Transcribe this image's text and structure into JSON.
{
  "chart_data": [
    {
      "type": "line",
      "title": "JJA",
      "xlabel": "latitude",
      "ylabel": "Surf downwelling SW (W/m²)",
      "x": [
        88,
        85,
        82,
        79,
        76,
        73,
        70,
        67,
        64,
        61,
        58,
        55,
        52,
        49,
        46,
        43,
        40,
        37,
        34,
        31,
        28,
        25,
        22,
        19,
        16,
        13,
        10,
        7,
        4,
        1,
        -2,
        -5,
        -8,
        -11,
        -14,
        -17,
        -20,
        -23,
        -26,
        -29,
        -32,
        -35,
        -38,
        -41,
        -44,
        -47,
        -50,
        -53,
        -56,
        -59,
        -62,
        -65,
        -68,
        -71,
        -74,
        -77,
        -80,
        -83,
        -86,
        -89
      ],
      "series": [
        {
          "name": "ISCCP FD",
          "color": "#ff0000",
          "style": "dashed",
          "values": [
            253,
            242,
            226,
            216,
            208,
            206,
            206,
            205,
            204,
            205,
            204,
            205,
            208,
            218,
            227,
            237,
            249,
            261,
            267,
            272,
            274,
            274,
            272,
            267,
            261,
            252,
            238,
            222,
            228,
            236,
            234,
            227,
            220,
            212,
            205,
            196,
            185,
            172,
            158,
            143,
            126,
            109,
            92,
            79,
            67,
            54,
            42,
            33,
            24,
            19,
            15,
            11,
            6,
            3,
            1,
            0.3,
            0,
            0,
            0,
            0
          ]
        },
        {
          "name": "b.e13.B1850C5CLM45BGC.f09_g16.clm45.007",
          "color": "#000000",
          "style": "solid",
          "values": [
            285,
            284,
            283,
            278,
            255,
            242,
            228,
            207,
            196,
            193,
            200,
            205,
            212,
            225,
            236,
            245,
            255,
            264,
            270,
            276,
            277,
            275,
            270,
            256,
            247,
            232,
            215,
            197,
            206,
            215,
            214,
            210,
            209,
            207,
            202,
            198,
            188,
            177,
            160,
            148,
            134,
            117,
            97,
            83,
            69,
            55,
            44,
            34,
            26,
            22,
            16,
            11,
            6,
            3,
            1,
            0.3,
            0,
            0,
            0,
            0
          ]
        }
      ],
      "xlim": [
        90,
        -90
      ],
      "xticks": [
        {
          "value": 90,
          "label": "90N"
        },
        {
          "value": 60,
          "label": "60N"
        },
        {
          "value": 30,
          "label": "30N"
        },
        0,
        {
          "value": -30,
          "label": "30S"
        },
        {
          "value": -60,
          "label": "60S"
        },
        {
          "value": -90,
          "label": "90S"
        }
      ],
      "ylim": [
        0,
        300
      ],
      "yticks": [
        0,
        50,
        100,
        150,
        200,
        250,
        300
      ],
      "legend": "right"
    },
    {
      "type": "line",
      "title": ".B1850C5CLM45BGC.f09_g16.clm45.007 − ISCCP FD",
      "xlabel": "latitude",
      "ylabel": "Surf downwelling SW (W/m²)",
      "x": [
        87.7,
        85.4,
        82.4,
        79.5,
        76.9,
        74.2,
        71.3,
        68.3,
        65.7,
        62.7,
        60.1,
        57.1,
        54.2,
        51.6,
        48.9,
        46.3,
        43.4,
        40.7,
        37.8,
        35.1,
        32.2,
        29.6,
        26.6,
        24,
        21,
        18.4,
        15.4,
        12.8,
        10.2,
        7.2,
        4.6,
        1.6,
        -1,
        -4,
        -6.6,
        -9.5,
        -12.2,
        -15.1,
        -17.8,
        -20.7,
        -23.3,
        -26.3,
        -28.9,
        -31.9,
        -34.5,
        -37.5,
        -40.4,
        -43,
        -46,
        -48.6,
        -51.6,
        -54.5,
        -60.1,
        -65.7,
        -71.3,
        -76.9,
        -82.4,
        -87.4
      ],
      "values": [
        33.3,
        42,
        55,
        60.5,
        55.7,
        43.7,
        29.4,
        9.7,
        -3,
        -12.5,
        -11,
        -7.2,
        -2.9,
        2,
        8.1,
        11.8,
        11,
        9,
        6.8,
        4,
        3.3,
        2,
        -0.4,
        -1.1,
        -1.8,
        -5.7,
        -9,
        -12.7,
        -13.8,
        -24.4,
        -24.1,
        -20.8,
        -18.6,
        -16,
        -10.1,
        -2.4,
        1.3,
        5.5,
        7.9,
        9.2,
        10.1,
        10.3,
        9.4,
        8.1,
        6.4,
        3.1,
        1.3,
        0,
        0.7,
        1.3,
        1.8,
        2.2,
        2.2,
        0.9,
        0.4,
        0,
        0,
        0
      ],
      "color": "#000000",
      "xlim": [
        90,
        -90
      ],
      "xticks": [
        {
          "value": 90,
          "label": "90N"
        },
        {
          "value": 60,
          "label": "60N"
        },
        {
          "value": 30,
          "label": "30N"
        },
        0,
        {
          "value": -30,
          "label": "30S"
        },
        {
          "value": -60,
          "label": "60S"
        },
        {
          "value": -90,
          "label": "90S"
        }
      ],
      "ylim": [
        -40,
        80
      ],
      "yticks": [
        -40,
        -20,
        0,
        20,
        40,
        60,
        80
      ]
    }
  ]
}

----

### Exercise objective
Extract all of the data shown above without alteration.

### Exercise answer
Transcribe this image's text and structure into JSON.
{
  "chart_data": [
    {
      "type": "line",
      "title": "JJA",
      "xlabel": "latitude",
      "ylabel": "Surf downwelling SW (W/m²)",
      "x": [
        88,
        85,
        82,
        79,
        76,
        73,
        70,
        67,
        64,
        61,
        58,
        55,
        52,
        49,
        46,
        43,
        40,
        37,
        34,
        31,
        28,
        25,
        22,
        19,
        16,
        13,
        10,
        7,
        4,
        1,
        -2,
        -5,
        -8,
        -11,
        -14,
        -17,
        -20,
        -23,
        -26,
        -29,
        -32,
        -35,
        -38,
        -41,
        -44,
        -47,
        -50,
        -53,
        -56,
        -59,
        -62,
        -65,
        -68,
        -71,
        -74,
        -77,
        -80,
        -83,
        -86,
        -89
      ],
      "series": [
        {
          "name": "ISCCP FD",
          "color": "#ff0000",
          "style": "dashed",
          "values": [
            253,
            242,
            226,
            216,
            208,
            206,
            206,
            205,
            204,
            205,
            204,
            205,
            208,
            218,
            227,
            237,
            249,
            261,
            267,
            272,
            274,
            274,
            272,
            267,
            261,
            252,
            238,
            222,
            228,
            236,
            234,
            227,
            220,
            212,
            205,
            196,
            185,
            172,
            158,
            143,
            126,
            109,
            92,
            79,
            67,
            54,
            42,
            33,
            24,
            19,
            15,
            11,
            6,
            3,
            1,
            0.3,
            0,
            0,
            0,
            0
          ]
        },
        {
          "name": "b.e13.B1850C5CLM45BGC.f09_g16.clm45.007",
          "color": "#000000",
          "style": "solid",
          "values": [
            285,
            284,
            283,
            278,
            255,
            242,
            228,
            207,
            196,
            193,
            200,
            205,
            212,
            225,
            236,
            245,
            255,
            264,
            270,
            276,
            277,
            275,
            270,
            256,
            247,
            232,
            215,
            197,
            206,
            215,
            214,
            210,
            209,
            207,
            202,
            198,
            188,
            177,
            160,
            148,
            134,
            117,
            97,
            83,
            69,
            55,
            44,
            34,
            26,
            22,
            16,
            11,
            6,
            3,
            1,
            0.3,
            0,
            0,
            0,
            0
          ]
        }
      ],
      "xlim": [
        90,
        -90
      ],
      "xticks": [
        {
          "value": 90,
          "label": "90N"
        },
        {
          "value": 60,
          "label": "60N"
        },
        {
          "value": 30,
          "label": "30N"
        },
        0,
        {
          "value": -30,
          "label": "30S"
        },
        {
          "value": -60,
          "label": "60S"
        },
        {
          "value": -90,
          "label": "90S"
        }
      ],
      "ylim": [
        0,
        300
      ],
      "yticks": [
        0,
        50,
        100,
        150,
        200,
        250,
        300
      ],
      "legend": "right"
    },
    {
      "type": "line",
      "title": ".B1850C5CLM45BGC.f09_g16.clm45.007 − ISCCP FD",
      "xlabel": "latitude",
      "ylabel": "Surf downwelling SW (W/m²)",
      "x": [
        87.7,
        85.4,
        82.4,
        79.5,
        76.9,
        74.2,
        71.3,
        68.3,
        65.7,
        62.7,
        60.1,
        57.1,
        54.2,
        51.6,
        48.9,
        46.3,
        43.4,
        40.7,
        37.8,
        35.1,
        32.2,
        29.6,
        26.6,
        24,
        21,
        18.4,
        15.4,
        12.8,
        10.2,
        7.2,
        4.6,
        1.6,
        -1,
        -4,
        -6.6,
        -9.5,
        -12.2,
        -15.1,
        -17.8,
        -20.7,
        -23.3,
        -26.3,
        -28.9,
        -31.9,
        -34.5,
        -37.5,
        -40.4,
        -43,
        -46,
        -48.6,
        -51.6,
        -54.5,
        -60.1,
        -65.7,
        -71.3,
        -76.9,
        -82.4,
        -87.4
      ],
      "values": [
        33.3,
        42,
        55,
        60.5,
        55.7,
        43.7,
        29.4,
        9.7,
        -3,
        -12.5,
        -11,
        -7.2,
        -2.9,
        2,
        8.1,
        11.8,
        11,
        9,
        6.8,
        4,
        3.3,
        2,
        -0.4,
        -1.1,
        -1.8,
        -5.7,
        -9,
        -12.7,
        -13.8,
        -24.4,
        -24.1,
        -20.8,
        -18.6,
        -16,
        -10.1,
        -2.4,
        1.3,
        5.5,
        7.9,
        9.2,
        10.1,
        10.3,
        9.4,
        8.1,
        6.4,
        3.1,
        1.3,
        0,
        0.7,
        1.3,
        1.8,
        2.2,
        2.2,
        0.9,
        0.4,
        0,
        0,
        0
      ],
      "color": "#000000",
      "xlim": [
        90,
        -90
      ],
      "xticks": [
        {
          "value": 90,
          "label": "90N"
        },
        {
          "value": 60,
          "label": "60N"
        },
        {
          "value": 30,
          "label": "30N"
        },
        0,
        {
          "value": -30,
          "label": "30S"
        },
        {
          "value": -60,
          "label": "60S"
        },
        {
          "value": -90,
          "label": "90S"
        }
      ],
      "ylim": [
        -40,
        80
      ],
      "yticks": [
        -40,
        -20,
        0,
        20,
        40,
        60,
        80
      ]
    }
  ]
}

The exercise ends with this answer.